(Collection entries)
========================================

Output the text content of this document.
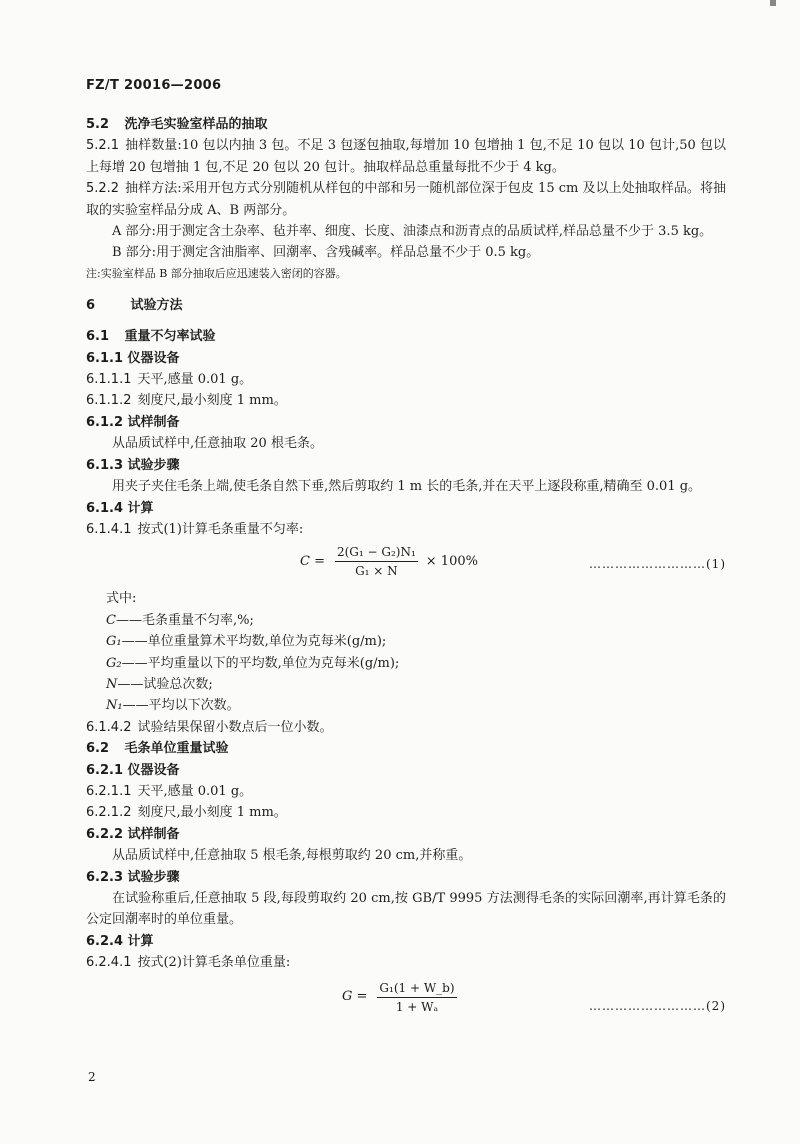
FZ/T 20016—2006
5.2 洗净毛实验室样品的抽取
5.2.1 抽样数量:10 包以内抽 3 包。不足 3 包逐包抽取,每增加 10 包增抽 1 包,不足 10 包以 10 包计,50 包以上每增 20 包增抽 1 包,不足 20 包以 20 包计。抽取样品总重量每批不少于 4 kg。
5.2.2 抽样方法:采用开包方式分别随机从样包的中部和另一随机部位深于包皮 15 cm 及以上处抽取样品。将抽取的实验室样品分成 A、B 两部分。
A 部分:用于测定含土杂率、毡并率、细度、长度、油漆点和沥青点的品质试样,样品总量不少于 3.5 kg。
B 部分:用于测定含油脂率、回潮率、含残碱率。样品总量不少于 0.5 kg。
注:实验室样品 B 部分抽取后应迅速装入密闭的容器。
6	试验方法
6.1 重量不匀率试验
6.1.1 仪器设备
6.1.1.1 天平,感量 0.01 g。
6.1.1.2 刻度尺,最小刻度 1 mm。
6.1.2 试样制备
从品质试样中,任意抽取 20 根毛条。
6.1.3 试验步骤
用夹子夹住毛条上端,使毛条自然下垂,然后剪取约 1 m 长的毛条,并在天平上逐段称重,精确至 0.01 g。
6.1.4 计算
6.1.4.1 按式(1)计算毛条重量不匀率:
$C = \frac{\text{2(G₁ − G₂)N₁}}{\text{G₁ × N}} \times 100\%$	………………………(1)
式中:
C——毛条重量不匀率,%;
G₁——单位重量算术平均数,单位为克每米(g/m);
G₂——平均重量以下的平均数,单位为克每米(g/m);
N——试验总次数;
N₁——平均以下次数。
6.1.4.2 试验结果保留小数点后一位小数。
6.2 毛条单位重量试验
6.2.1 仪器设备
6.2.1.1 天平,感量 0.01 g。
6.2.1.2 刻度尺,最小刻度 1 mm。
6.2.2 试样制备
从品质试样中,任意抽取 5 根毛条,每根剪取约 20 cm,并称重。
6.2.3 试验步骤
在试验称重后,任意抽取 5 段,每段剪取约 20 cm,按 GB/T 9995 方法测得毛条的实际回潮率,再计算毛条的公定回潮率时的单位重量。
6.2.4 计算
6.2.4.1 按式(2)计算毛条单位重量:
$G = \frac{\text{G₁(1 + W\_b)}}{\text{1 + Wₐ}}$	………………………(2)
2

========================================

→ **Task prompt**
Output every entry word for word, but omit the pictures.

→ **Solution for this task**
Output the text content of this document.
FZ/T 20016—2006
5.2 洗净毛实验室样品的抽取
5.2.1 抽样数量:10 包以内抽 3 包。不足 3 包逐包抽取,每增加 10 包增抽 1 包,不足 10 包以 10 包计,50 包以上每增 20 包增抽 1 包,不足 20 包以 20 包计。抽取样品总重量每批不少于 4 kg。
5.2.2 抽样方法:采用开包方式分别随机从样包的中部和另一随机部位深于包皮 15 cm 及以上处抽取样品。将抽取的实验室样品分成 A、B 两部分。
A 部分:用于测定含土杂率、毡并率、细度、长度、油漆点和沥青点的品质试样,样品总量不少于 3.5 kg。
B 部分:用于测定含油脂率、回潮率、含残碱率。样品总量不少于 0.5 kg。
注:实验室样品 B 部分抽取后应迅速装入密闭的容器。
6	试验方法
6.1 重量不匀率试验
6.1.1 仪器设备
6.1.1.1 天平,感量 0.01 g。
6.1.1.2 刻度尺,最小刻度 1 mm。
6.1.2 试样制备
从品质试样中,任意抽取 20 根毛条。
6.1.3 试验步骤
用夹子夹住毛条上端,使毛条自然下垂,然后剪取约 1 m 长的毛条,并在天平上逐段称重,精确至 0.01 g。
6.1.4 计算
6.1.4.1 按式(1)计算毛条重量不匀率:
$C = \frac{\text{2(G₁ − G₂)N₁}}{\text{G₁ × N}} \times 100\%$	………………………(1)
式中:
C——毛条重量不匀率,%;
G₁——单位重量算术平均数,单位为克每米(g/m);
G₂——平均重量以下的平均数,单位为克每米(g/m);
N——试验总次数;
N₁——平均以下次数。
6.1.4.2 试验结果保留小数点后一位小数。
6.2 毛条单位重量试验
6.2.1 仪器设备
6.2.1.1 天平,感量 0.01 g。
6.2.1.2 刻度尺,最小刻度 1 mm。
6.2.2 试样制备
从品质试样中,任意抽取 5 根毛条,每根剪取约 20 cm,并称重。
6.2.3 试验步骤
在试验称重后,任意抽取 5 段,每段剪取约 20 cm,按 GB/T 9995 方法测得毛条的实际回潮率,再计算毛条的公定回潮率时的单位重量。
6.2.4 计算
6.2.4.1 按式(2)计算毛条单位重量:
$G = \frac{\text{G₁(1 + W\_b)}}{\text{1 + Wₐ}}$	………………………(2)
2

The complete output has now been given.